### STATED PROBLEM
Copy out every line in which the string "caption" occurs.

### MATERIAL TO PROCESS

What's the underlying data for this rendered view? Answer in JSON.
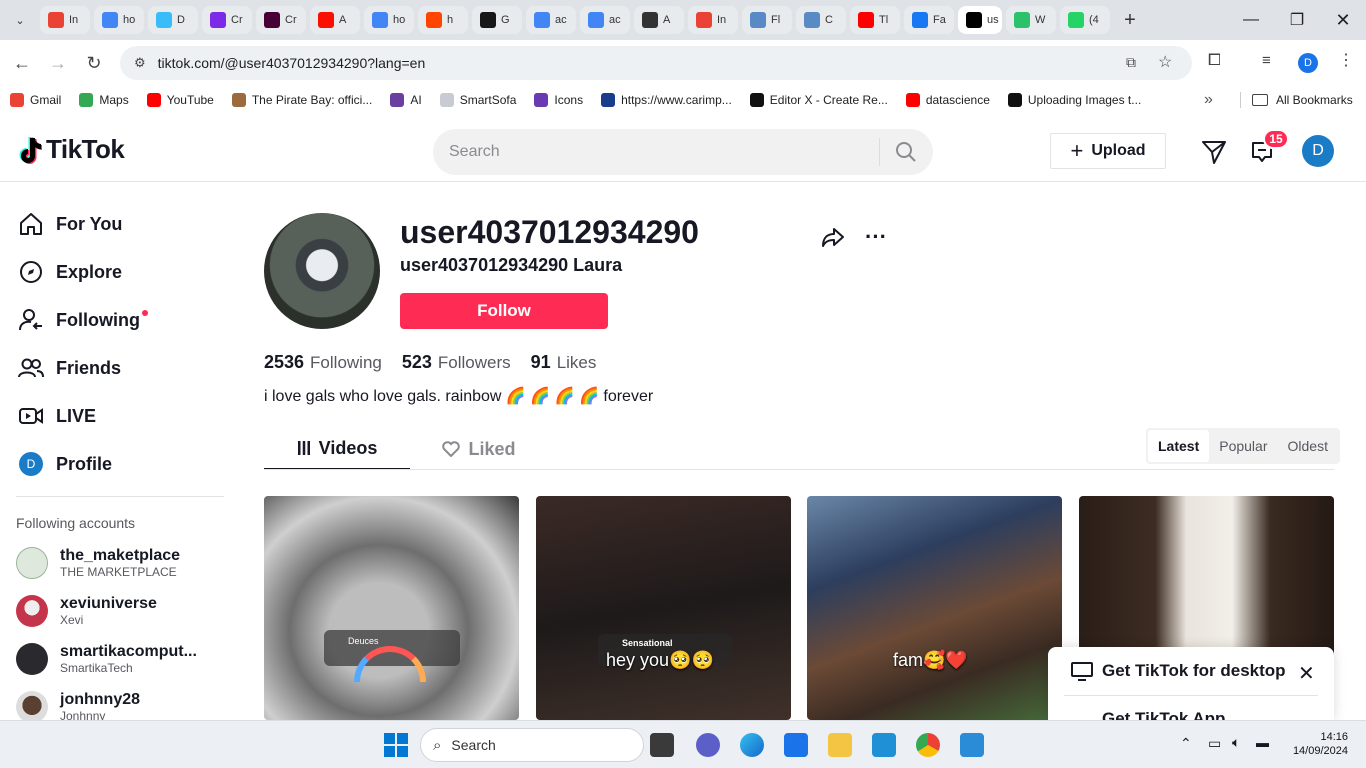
{
  "browser": {
    "tabs": [
      {
        "title": "In",
        "icon": "gmail-icon",
        "color": "#ea4335"
      },
      {
        "title": "ho",
        "icon": "google-icon",
        "color": "#4285f4"
      },
      {
        "title": "D",
        "icon": "tailwind-icon",
        "color": "#38bdf8"
      },
      {
        "title": "Cr",
        "icon": "canva-icon",
        "color": "#7d2ae8"
      },
      {
        "title": "Cr",
        "icon": "adobe-xd-icon",
        "color": "#470137"
      },
      {
        "title": "A",
        "icon": "adobe-icon",
        "color": "#fa0f00"
      },
      {
        "title": "ho",
        "icon": "google-icon",
        "color": "#4285f4"
      },
      {
        "title": "h",
        "icon": "reddit-icon",
        "color": "#ff4500"
      },
      {
        "title": "G",
        "icon": "github-icon",
        "color": "#181717"
      },
      {
        "title": "ac",
        "icon": "google-icon",
        "color": "#4285f4"
      },
      {
        "title": "ac",
        "icon": "google-icon",
        "color": "#4285f4"
      },
      {
        "title": "A",
        "icon": "car-icon",
        "color": "#333333"
      },
      {
        "title": "In",
        "icon": "gmail-icon",
        "color": "#ea4335"
      },
      {
        "title": "Fl",
        "icon": "figma-icon",
        "color": "#5a8ac6"
      },
      {
        "title": "C",
        "icon": "codepen-icon",
        "color": "#5a8ac6"
      },
      {
        "title": "Tl",
        "icon": "youtube-icon",
        "color": "#ff0000"
      },
      {
        "title": "Fa",
        "icon": "facebook-icon",
        "color": "#1877f2"
      },
      {
        "title": "us",
        "icon": "tiktok-icon",
        "color": "#000000",
        "active": true
      },
      {
        "title": "W",
        "icon": "play-icon",
        "color": "#2bc26b"
      },
      {
        "title": "(4",
        "icon": "whatsapp-icon",
        "color": "#25d366"
      }
    ],
    "url": "tiktok.com/@user4037012934290?lang=en",
    "bookmarks": [
      {
        "label": "Gmail",
        "color": "#ea4335"
      },
      {
        "label": "Maps",
        "color": "#34a853"
      },
      {
        "label": "YouTube",
        "color": "#ff0000"
      },
      {
        "label": "The Pirate Bay: offici...",
        "color": "#9b6b3d"
      },
      {
        "label": "AI",
        "color": "#6b3fa0"
      },
      {
        "label": "SmartSofa",
        "color": "#c8ccd2"
      },
      {
        "label": "Icons",
        "color": "#6a3ab2"
      },
      {
        "label": "https://www.carimp...",
        "color": "#1a3c8c"
      },
      {
        "label": "Editor X - Create Re...",
        "color": "#111111"
      },
      {
        "label": "datascience",
        "color": "#ff0000"
      },
      {
        "label": "Uploading Images t...",
        "color": "#111111"
      }
    ],
    "bookmarks_overflow": "»",
    "all_bookmarks": "All Bookmarks",
    "profile_initial": "D"
  },
  "tiktok": {
    "logo": "TikTok",
    "search_placeholder": "Search",
    "upload": "Upload",
    "inbox_count": "15",
    "avatar_initial": "D",
    "nav": [
      {
        "label": "For You",
        "icon": "home-icon"
      },
      {
        "label": "Explore",
        "icon": "compass-icon"
      },
      {
        "label": "Following",
        "icon": "following-icon"
      },
      {
        "label": "Friends",
        "icon": "friends-icon"
      },
      {
        "label": "LIVE",
        "icon": "live-icon"
      },
      {
        "label": "Profile",
        "icon": "profile-icon"
      }
    ],
    "following_title": "Following accounts",
    "following_accounts": [
      {
        "name": "the_maketplace",
        "sub": "THE MARKETPLACE",
        "color": "#dfe8dc"
      },
      {
        "name": "xeviuniverse",
        "sub": "Xevi",
        "color": "#c4344a"
      },
      {
        "name": "smartikacomput...",
        "sub": "SmartikaTech",
        "color": "#2a2a2e"
      },
      {
        "name": "jonhnny28",
        "sub": "Jonhnny",
        "color": "#4a3a30"
      }
    ],
    "profile": {
      "username": "user4037012934290",
      "nickname": "user4037012934290 Laura",
      "follow": "Follow",
      "following_count": "2536",
      "following_label": "Following",
      "followers_count": "523",
      "followers_label": "Followers",
      "likes_count": "91",
      "likes_label": "Likes",
      "bio": "i love gals who love gals. rainbow 🌈 🌈 🌈 🌈 forever"
    },
    "tabs": {
      "videos": "Videos",
      "liked": "Liked"
    },
    "sort": [
      "Latest",
      "Popular",
      "Oldest"
    ],
    "videos": [
      {
        "caption": "",
        "sticker": "Deuces"
      },
      {
        "caption": "hey you🥺🥺",
        "sticker": "Sensational"
      },
      {
        "caption": "fam🥰❤️",
        "sticker": ""
      },
      {
        "caption": "",
        "sticker": ""
      }
    ],
    "get_app": {
      "title": "Get TikTok for desktop",
      "subtitle": "Get TikTok App",
      "close": "✕"
    }
  },
  "taskbar": {
    "search": "Search",
    "time": "14:16",
    "date": "14/09/2024"
  }
}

### FINAL ANSWER
        "caption": "",
        "caption": "hey you🥺🥺",
        "caption": "fam🥰❤️",
        "caption": "",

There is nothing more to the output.